▶ _WHAT YOU NEED TO DO_:
Return the whole listing exactly as it stands.

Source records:
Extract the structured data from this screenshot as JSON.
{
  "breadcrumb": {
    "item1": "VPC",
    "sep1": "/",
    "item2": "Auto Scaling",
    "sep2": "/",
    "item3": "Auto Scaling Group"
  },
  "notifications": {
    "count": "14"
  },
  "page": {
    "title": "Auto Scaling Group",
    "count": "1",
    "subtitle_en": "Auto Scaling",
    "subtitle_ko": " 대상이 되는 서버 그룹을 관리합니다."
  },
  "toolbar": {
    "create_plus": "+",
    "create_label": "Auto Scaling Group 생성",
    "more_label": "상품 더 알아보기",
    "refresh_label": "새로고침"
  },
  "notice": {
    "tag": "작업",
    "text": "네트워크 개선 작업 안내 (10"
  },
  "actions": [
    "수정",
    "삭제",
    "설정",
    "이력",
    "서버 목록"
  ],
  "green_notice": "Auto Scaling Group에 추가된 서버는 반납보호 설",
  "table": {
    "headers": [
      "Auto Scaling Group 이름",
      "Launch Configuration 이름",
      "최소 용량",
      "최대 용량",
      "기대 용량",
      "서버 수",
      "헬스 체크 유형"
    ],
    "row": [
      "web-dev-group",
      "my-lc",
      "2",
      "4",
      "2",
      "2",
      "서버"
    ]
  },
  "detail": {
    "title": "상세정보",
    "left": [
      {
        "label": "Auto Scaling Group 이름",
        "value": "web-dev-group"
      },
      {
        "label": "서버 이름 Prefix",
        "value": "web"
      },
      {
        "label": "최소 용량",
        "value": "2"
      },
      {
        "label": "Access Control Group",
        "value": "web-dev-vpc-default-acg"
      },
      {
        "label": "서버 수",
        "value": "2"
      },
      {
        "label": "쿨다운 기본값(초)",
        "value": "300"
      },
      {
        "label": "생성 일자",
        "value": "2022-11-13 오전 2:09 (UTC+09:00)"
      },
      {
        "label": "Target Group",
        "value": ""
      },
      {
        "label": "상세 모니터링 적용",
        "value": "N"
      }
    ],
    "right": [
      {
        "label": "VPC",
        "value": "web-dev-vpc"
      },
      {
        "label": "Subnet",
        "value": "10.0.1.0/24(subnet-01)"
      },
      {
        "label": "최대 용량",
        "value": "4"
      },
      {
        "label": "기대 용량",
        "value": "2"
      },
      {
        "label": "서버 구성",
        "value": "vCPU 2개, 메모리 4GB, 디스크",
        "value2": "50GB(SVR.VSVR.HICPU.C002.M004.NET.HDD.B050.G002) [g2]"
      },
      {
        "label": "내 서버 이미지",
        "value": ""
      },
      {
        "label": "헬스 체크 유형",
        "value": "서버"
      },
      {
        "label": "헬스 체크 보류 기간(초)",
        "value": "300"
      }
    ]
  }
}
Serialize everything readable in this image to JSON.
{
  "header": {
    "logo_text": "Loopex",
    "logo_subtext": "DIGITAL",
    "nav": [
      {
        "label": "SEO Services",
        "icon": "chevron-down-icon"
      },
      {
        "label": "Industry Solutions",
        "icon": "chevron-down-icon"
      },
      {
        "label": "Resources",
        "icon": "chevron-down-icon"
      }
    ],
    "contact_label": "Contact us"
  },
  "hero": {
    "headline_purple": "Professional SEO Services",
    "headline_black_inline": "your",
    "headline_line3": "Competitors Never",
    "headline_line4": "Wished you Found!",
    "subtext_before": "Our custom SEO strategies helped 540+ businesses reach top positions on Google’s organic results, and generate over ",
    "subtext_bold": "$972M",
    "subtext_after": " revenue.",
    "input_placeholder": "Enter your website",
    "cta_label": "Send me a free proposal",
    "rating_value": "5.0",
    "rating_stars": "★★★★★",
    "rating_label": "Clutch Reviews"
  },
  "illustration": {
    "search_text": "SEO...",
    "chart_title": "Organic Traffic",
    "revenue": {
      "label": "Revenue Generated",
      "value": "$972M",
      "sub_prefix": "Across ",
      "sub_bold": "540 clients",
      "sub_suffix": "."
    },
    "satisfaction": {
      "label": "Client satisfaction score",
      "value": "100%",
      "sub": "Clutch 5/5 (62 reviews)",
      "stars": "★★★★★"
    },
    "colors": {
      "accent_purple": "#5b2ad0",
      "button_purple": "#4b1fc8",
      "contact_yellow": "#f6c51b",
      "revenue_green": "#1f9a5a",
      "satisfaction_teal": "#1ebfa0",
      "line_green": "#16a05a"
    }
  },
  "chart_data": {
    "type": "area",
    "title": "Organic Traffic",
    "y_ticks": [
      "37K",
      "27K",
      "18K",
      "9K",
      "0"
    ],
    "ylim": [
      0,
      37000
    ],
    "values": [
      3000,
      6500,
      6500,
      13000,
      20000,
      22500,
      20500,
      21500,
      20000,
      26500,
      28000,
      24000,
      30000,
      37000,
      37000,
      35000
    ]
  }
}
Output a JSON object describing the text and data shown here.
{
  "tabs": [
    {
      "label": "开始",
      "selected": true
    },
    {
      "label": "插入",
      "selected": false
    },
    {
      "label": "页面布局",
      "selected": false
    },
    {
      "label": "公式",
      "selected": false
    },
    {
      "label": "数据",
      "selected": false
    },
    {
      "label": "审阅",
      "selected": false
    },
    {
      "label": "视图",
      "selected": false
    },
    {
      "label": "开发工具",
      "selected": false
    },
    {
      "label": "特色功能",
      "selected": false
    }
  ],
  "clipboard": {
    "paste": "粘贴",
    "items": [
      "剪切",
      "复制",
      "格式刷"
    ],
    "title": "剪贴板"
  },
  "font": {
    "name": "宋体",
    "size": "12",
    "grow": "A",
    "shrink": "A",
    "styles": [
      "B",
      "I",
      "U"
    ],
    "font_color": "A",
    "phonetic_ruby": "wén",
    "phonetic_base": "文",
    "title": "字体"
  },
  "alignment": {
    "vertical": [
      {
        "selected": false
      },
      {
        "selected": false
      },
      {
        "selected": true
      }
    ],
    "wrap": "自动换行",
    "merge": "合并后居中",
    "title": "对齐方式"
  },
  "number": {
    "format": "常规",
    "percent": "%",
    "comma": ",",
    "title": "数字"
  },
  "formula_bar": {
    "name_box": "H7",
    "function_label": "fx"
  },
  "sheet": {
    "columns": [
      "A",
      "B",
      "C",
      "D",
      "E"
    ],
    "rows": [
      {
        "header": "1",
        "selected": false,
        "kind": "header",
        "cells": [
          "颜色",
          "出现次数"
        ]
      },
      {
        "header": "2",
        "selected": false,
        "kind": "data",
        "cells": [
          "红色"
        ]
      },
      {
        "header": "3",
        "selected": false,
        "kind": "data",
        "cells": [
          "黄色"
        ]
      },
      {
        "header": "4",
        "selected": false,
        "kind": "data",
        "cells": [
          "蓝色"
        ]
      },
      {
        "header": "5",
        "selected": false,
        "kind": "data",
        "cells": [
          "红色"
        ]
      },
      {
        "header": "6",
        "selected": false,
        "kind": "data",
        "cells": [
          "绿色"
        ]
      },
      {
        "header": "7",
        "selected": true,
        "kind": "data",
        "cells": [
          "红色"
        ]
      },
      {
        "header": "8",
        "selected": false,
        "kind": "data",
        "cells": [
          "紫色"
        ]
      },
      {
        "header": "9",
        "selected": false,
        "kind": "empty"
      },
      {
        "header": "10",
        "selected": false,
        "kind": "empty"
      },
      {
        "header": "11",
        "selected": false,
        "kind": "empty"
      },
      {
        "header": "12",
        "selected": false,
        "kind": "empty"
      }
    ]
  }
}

▶ _RESULT BELOW_:
Extract the structured data from this screenshot as JSON.
{
  "breadcrumb": {
    "item1": "VPC",
    "sep1": "/",
    "item2": "Auto Scaling",
    "sep2": "/",
    "item3": "Auto Scaling Group"
  },
  "notifications": {
    "count": "14"
  },
  "page": {
    "title": "Auto Scaling Group",
    "count": "1",
    "subtitle_en": "Auto Scaling",
    "subtitle_ko": " 대상이 되는 서버 그룹을 관리합니다."
  },
  "toolbar": {
    "create_plus": "+",
    "create_label": "Auto Scaling Group 생성",
    "more_label": "상품 더 알아보기",
    "refresh_label": "새로고침"
  },
  "notice": {
    "tag": "작업",
    "text": "네트워크 개선 작업 안내 (10"
  },
  "actions": [
    "수정",
    "삭제",
    "설정",
    "이력",
    "서버 목록"
  ],
  "green_notice": "Auto Scaling Group에 추가된 서버는 반납보호 설",
  "table": {
    "headers": [
      "Auto Scaling Group 이름",
      "Launch Configuration 이름",
      "최소 용량",
      "최대 용량",
      "기대 용량",
      "서버 수",
      "헬스 체크 유형"
    ],
    "row": [
      "web-dev-group",
      "my-lc",
      "2",
      "4",
      "2",
      "2",
      "서버"
    ]
  },
  "detail": {
    "title": "상세정보",
    "left": [
      {
        "label": "Auto Scaling Group 이름",
        "value": "web-dev-group"
      },
      {
        "label": "서버 이름 Prefix",
        "value": "web"
      },
      {
        "label": "최소 용량",
        "value": "2"
      },
      {
        "label": "Access Control Group",
        "value": "web-dev-vpc-default-acg"
      },
      {
        "label": "서버 수",
        "value": "2"
      },
      {
        "label": "쿨다운 기본값(초)",
        "value": "300"
      },
      {
        "label": "생성 일자",
        "value": "2022-11-13 오전 2:09 (UTC+09:00)"
      },
      {
        "label": "Target Group",
        "value": ""
      },
      {
        "label": "상세 모니터링 적용",
        "value": "N"
      }
    ],
    "right": [
      {
        "label": "VPC",
        "value": "web-dev-vpc"
      },
      {
        "label": "Subnet",
        "value": "10.0.1.0/24(subnet-01)"
      },
      {
        "label": "최대 용량",
        "value": "4"
      },
      {
        "label": "기대 용량",
        "value": "2"
      },
      {
        "label": "서버 구성",
        "value": "vCPU 2개, 메모리 4GB, 디스크",
        "value2": "50GB(SVR.VSVR.HICPU.C002.M004.NET.HDD.B050.G002) [g2]"
      },
      {
        "label": "내 서버 이미지",
        "value": ""
      },
      {
        "label": "헬스 체크 유형",
        "value": "서버"
      },
      {
        "label": "헬스 체크 보류 기간(초)",
        "value": "300"
      }
    ]
  }
}
Serialize everything readable in this image to JSON.
{
  "header": {
    "logo_text": "Loopex",
    "logo_subtext": "DIGITAL",
    "nav": [
      {
        "label": "SEO Services",
        "icon": "chevron-down-icon"
      },
      {
        "label": "Industry Solutions",
        "icon": "chevron-down-icon"
      },
      {
        "label": "Resources",
        "icon": "chevron-down-icon"
      }
    ],
    "contact_label": "Contact us"
  },
  "hero": {
    "headline_purple": "Professional SEO Services",
    "headline_black_inline": "your",
    "headline_line3": "Competitors Never",
    "headline_line4": "Wished you Found!",
    "subtext_before": "Our custom SEO strategies helped 540+ businesses reach top positions on Google’s organic results, and generate over ",
    "subtext_bold": "$972M",
    "subtext_after": " revenue.",
    "input_placeholder": "Enter your website",
    "cta_label": "Send me a free proposal",
    "rating_value": "5.0",
    "rating_stars": "★★★★★",
    "rating_label": "Clutch Reviews"
  },
  "illustration": {
    "search_text": "SEO...",
    "chart_title": "Organic Traffic",
    "revenue": {
      "label": "Revenue Generated",
      "value": "$972M",
      "sub_prefix": "Across ",
      "sub_bold": "540 clients",
      "sub_suffix": "."
    },
    "satisfaction": {
      "label": "Client satisfaction score",
      "value": "100%",
      "sub": "Clutch 5/5 (62 reviews)",
      "stars": "★★★★★"
    },
    "colors": {
      "accent_purple": "#5b2ad0",
      "button_purple": "#4b1fc8",
      "contact_yellow": "#f6c51b",
      "revenue_green": "#1f9a5a",
      "satisfaction_teal": "#1ebfa0",
      "line_green": "#16a05a"
    }
  },
  "chart_data": {
    "type": "area",
    "title": "Organic Traffic",
    "y_ticks": [
      "37K",
      "27K",
      "18K",
      "9K",
      "0"
    ],
    "ylim": [
      0,
      37000
    ],
    "values": [
      3000,
      6500,
      6500,
      13000,
      20000,
      22500,
      20500,
      21500,
      20000,
      26500,
      28000,
      24000,
      30000,
      37000,
      37000,
      35000
    ]
  }
}
Output a JSON object describing the text and data shown here.
{
  "tabs": [
    {
      "label": "开始",
      "selected": true
    },
    {
      "label": "插入",
      "selected": false
    },
    {
      "label": "页面布局",
      "selected": false
    },
    {
      "label": "公式",
      "selected": false
    },
    {
      "label": "数据",
      "selected": false
    },
    {
      "label": "审阅",
      "selected": false
    },
    {
      "label": "视图",
      "selected": false
    },
    {
      "label": "开发工具",
      "selected": false
    },
    {
      "label": "特色功能",
      "selected": false
    }
  ],
  "clipboard": {
    "paste": "粘贴",
    "items": [
      "剪切",
      "复制",
      "格式刷"
    ],
    "title": "剪贴板"
  },
  "font": {
    "name": "宋体",
    "size": "12",
    "grow": "A",
    "shrink": "A",
    "styles": [
      "B",
      "I",
      "U"
    ],
    "font_color": "A",
    "phonetic_ruby": "wén",
    "phonetic_base": "文",
    "title": "字体"
  },
  "alignment": {
    "vertical": [
      {
        "selected": false
      },
      {
        "selected": false
      },
      {
        "selected": true
      }
    ],
    "wrap": "自动换行",
    "merge": "合并后居中",
    "title": "对齐方式"
  },
  "number": {
    "format": "常规",
    "percent": "%",
    "comma": ",",
    "title": "数字"
  },
  "formula_bar": {
    "name_box": "H7",
    "function_label": "fx"
  },
  "sheet": {
    "columns": [
      "A",
      "B",
      "C",
      "D",
      "E"
    ],
    "rows": [
      {
        "header": "1",
        "selected": false,
        "kind": "header",
        "cells": [
          "颜色",
          "出现次数"
        ]
      },
      {
        "header": "2",
        "selected": false,
        "kind": "data",
        "cells": [
          "红色"
        ]
      },
      {
        "header": "3",
        "selected": false,
        "kind": "data",
        "cells": [
          "黄色"
        ]
      },
      {
        "header": "4",
        "selected": false,
        "kind": "data",
        "cells": [
          "蓝色"
        ]
      },
      {
        "header": "5",
        "selected": false,
        "kind": "data",
        "cells": [
          "红色"
        ]
      },
      {
        "header": "6",
        "selected": false,
        "kind": "data",
        "cells": [
          "绿色"
        ]
      },
      {
        "header": "7",
        "selected": true,
        "kind": "data",
        "cells": [
          "红色"
        ]
      },
      {
        "header": "8",
        "selected": false,
        "kind": "data",
        "cells": [
          "紫色"
        ]
      },
      {
        "header": "9",
        "selected": false,
        "kind": "empty"
      },
      {
        "header": "10",
        "selected": false,
        "kind": "empty"
      },
      {
        "header": "11",
        "selected": false,
        "kind": "empty"
      },
      {
        "header": "12",
        "selected": false,
        "kind": "empty"
      }
    ]
  }
}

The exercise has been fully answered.